REQUESTS:
- a) In the Hinge revenue article, change "lucrative" to "profitable" and reproduce the part that opens with the words containing "Courtesy of Hinge" and closes with "last six years.".
- b) According to the Hinge revenue article, why does McLeod call the new Hinge 20 times more effective?

PROVIDED TEXT:
◆ ◆ ◆ ◆
Hinge dating app made under $1 million in 2017. It’s projected to rake in $400 million this year: ‘We’re setting up a date every 2 seconds’

Courtesy of Hinge

Helping people find love can be a financially lucrative business.

Hinge, the dating app that’s “designed to be deleted,” has seen a sizable revenue jump in the last six years.

In 2017, the company raked in less than $1 million, according to CEO Justin McLeod. Fast forward to 2023. The company expects to hit “well over $400 million,” McLeod tells Fortune Executive Exchange. “We're setting up a date every two seconds now. And we're the number three dating app globally.”

The CEO attributes the company’s growth to word-of-mouth marketing and a focus on authenticity. While there wasn’t some “grand, catalytic moment” that changed the company’s fortune, McLeod says, the company has invested in enhancing its technology, creating an overall better product. “On the old hinge [pre-2017], you'd have to send 1000 likes in order to get to a date. And on the new hinge. It was like 50. So we're 20 times more effective.”
◆ ◆ ◆ ◆
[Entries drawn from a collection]

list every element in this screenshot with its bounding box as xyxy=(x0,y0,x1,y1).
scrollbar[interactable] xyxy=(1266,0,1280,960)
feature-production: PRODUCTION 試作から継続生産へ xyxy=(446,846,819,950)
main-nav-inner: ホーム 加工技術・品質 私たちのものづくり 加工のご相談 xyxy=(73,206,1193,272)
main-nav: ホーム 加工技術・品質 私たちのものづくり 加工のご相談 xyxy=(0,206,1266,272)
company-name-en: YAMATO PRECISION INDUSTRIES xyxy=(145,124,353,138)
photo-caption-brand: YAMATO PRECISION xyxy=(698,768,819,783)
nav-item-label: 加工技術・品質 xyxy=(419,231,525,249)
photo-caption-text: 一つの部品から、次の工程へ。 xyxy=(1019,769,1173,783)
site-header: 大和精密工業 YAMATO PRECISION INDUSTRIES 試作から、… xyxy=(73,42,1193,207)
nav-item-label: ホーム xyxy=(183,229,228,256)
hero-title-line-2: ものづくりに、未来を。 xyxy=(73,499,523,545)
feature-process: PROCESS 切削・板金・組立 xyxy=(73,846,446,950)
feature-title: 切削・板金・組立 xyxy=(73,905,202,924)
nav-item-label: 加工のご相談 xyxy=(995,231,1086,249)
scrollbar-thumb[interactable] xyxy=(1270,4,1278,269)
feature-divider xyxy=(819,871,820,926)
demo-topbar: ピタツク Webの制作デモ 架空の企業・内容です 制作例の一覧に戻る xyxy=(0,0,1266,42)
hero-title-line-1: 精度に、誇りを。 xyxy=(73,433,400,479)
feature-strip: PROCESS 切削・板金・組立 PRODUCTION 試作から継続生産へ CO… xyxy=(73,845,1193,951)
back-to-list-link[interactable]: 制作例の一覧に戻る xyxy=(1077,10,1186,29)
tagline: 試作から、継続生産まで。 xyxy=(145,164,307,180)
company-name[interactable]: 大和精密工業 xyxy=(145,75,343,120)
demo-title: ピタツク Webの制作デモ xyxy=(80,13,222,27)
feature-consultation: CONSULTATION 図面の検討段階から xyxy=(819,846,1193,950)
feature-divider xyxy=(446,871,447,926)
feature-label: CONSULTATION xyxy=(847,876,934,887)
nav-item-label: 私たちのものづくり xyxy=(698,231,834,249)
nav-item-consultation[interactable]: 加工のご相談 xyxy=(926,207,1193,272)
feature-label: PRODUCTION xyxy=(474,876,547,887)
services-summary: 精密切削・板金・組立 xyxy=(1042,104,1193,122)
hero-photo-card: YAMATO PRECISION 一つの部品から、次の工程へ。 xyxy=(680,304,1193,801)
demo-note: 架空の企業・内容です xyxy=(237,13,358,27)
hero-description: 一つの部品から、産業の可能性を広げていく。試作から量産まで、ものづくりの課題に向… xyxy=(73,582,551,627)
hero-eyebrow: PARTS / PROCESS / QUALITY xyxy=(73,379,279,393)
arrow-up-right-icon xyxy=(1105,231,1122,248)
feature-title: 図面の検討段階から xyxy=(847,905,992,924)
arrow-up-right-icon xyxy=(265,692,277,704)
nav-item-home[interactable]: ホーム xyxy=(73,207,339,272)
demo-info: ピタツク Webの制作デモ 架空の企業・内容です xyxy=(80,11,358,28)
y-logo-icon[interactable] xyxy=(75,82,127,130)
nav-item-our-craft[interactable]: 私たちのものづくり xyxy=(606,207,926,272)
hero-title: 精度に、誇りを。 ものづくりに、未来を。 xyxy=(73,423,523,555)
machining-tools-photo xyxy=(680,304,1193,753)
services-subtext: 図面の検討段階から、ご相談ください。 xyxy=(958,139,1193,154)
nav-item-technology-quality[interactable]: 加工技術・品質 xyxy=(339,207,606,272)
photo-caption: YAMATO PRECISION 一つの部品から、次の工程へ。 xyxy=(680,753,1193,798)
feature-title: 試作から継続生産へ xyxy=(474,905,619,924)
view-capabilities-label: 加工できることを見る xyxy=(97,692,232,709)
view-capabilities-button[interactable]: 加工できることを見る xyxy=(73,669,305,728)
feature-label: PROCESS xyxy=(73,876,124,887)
◆ ◆ ◆ ◆
THE RESPONSES:
- a)
Courtesy of Hinge

Helping people find love can be a financially profitable business.

Hinge, the dating app that’s “designed to be deleted,” has seen a sizable revenue jump in the last six years.

- b) On the old Hinge, before 2017, a user had to send 1,000 likes to get a date. On the new Hinge, it took about 50.